_What needs to be done_.
Copy each line with the word "depression" in it.

_Data to use_.
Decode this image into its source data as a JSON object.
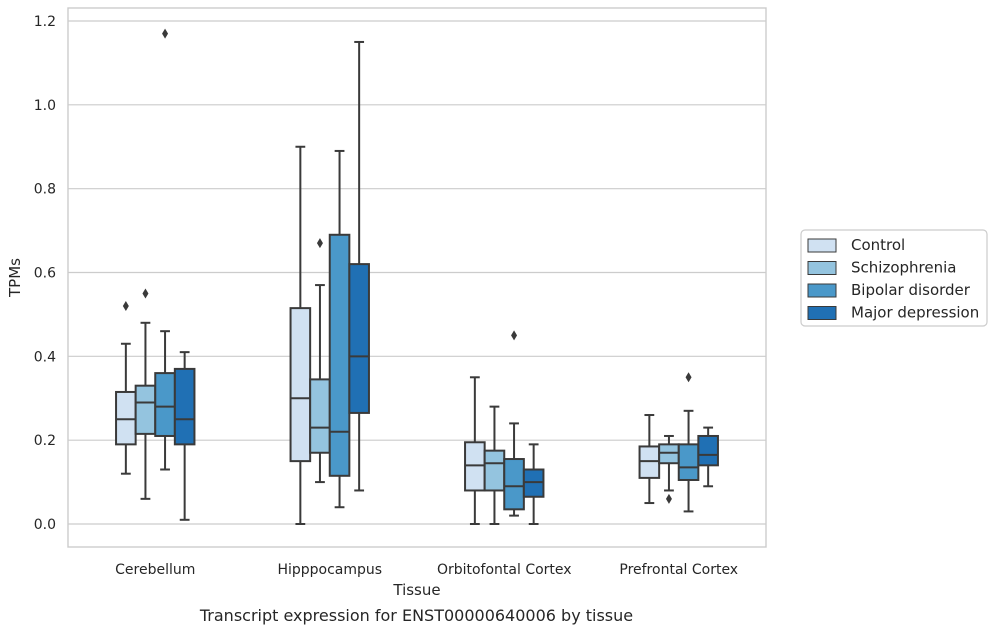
{
  "caption": "Transcript expression for ENST00000640006 by tissue",
  "colors": {
    "Control": "#d0e1f2",
    "Schizophrenia": "#94c4df",
    "Bipolar disorder": "#4a98c9",
    "Major depression": "#2070b4",
    "line": "#3a3a3a",
    "grid": "#cccccc",
    "frame": "#cccccc"
  },
  "chart_data": {
    "type": "box",
    "xlabel": "Tissue",
    "ylabel": "TPMs",
    "ylim": [
      -0.055,
      1.235
    ],
    "yticks": [
      0.0,
      0.2,
      0.4,
      0.6,
      0.8,
      1.0,
      1.2
    ],
    "ytick_labels": [
      "0.0",
      "0.2",
      "0.4",
      "0.6",
      "0.8",
      "1.0",
      "1.2"
    ],
    "grid": "horizontal",
    "legend_position": "right",
    "categories": [
      "Cerebellum",
      "Hipppocampus",
      "Orbitofontal Cortex",
      "Prefrontal Cortex"
    ],
    "series": [
      {
        "name": "Control",
        "boxes": [
          {
            "whislo": 0.12,
            "q1": 0.19,
            "med": 0.25,
            "q3": 0.315,
            "whishi": 0.43,
            "fliers": [
              0.52
            ]
          },
          {
            "whislo": 0.0,
            "q1": 0.15,
            "med": 0.3,
            "q3": 0.515,
            "whishi": 0.9,
            "fliers": []
          },
          {
            "whislo": 0.0,
            "q1": 0.08,
            "med": 0.14,
            "q3": 0.195,
            "whishi": 0.35,
            "fliers": []
          },
          {
            "whislo": 0.05,
            "q1": 0.11,
            "med": 0.15,
            "q3": 0.185,
            "whishi": 0.26,
            "fliers": []
          }
        ]
      },
      {
        "name": "Schizophrenia",
        "boxes": [
          {
            "whislo": 0.06,
            "q1": 0.215,
            "med": 0.29,
            "q3": 0.33,
            "whishi": 0.48,
            "fliers": [
              0.55
            ]
          },
          {
            "whislo": 0.1,
            "q1": 0.17,
            "med": 0.23,
            "q3": 0.345,
            "whishi": 0.57,
            "fliers": [
              0.67
            ]
          },
          {
            "whislo": 0.0,
            "q1": 0.08,
            "med": 0.145,
            "q3": 0.175,
            "whishi": 0.28,
            "fliers": []
          },
          {
            "whislo": 0.08,
            "q1": 0.145,
            "med": 0.17,
            "q3": 0.19,
            "whishi": 0.21,
            "fliers": [
              0.06
            ]
          }
        ]
      },
      {
        "name": "Bipolar disorder",
        "boxes": [
          {
            "whislo": 0.13,
            "q1": 0.21,
            "med": 0.28,
            "q3": 0.36,
            "whishi": 0.46,
            "fliers": [
              1.17
            ]
          },
          {
            "whislo": 0.04,
            "q1": 0.115,
            "med": 0.22,
            "q3": 0.69,
            "whishi": 0.89,
            "fliers": []
          },
          {
            "whislo": 0.02,
            "q1": 0.035,
            "med": 0.09,
            "q3": 0.155,
            "whishi": 0.24,
            "fliers": [
              0.45
            ]
          },
          {
            "whislo": 0.03,
            "q1": 0.105,
            "med": 0.135,
            "q3": 0.19,
            "whishi": 0.27,
            "fliers": [
              0.35
            ]
          }
        ]
      },
      {
        "name": "Major depression",
        "boxes": [
          {
            "whislo": 0.01,
            "q1": 0.19,
            "med": 0.25,
            "q3": 0.37,
            "whishi": 0.41,
            "fliers": []
          },
          {
            "whislo": 0.08,
            "q1": 0.265,
            "med": 0.4,
            "q3": 0.62,
            "whishi": 1.15,
            "fliers": []
          },
          {
            "whislo": 0.0,
            "q1": 0.065,
            "med": 0.1,
            "q3": 0.13,
            "whishi": 0.19,
            "fliers": []
          },
          {
            "whislo": 0.09,
            "q1": 0.14,
            "med": 0.165,
            "q3": 0.21,
            "whishi": 0.23,
            "fliers": []
          }
        ]
      }
    ]
  }
}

_Answer to the task_.
    "Major depression": "#2070b4",
        "name": "Major depression",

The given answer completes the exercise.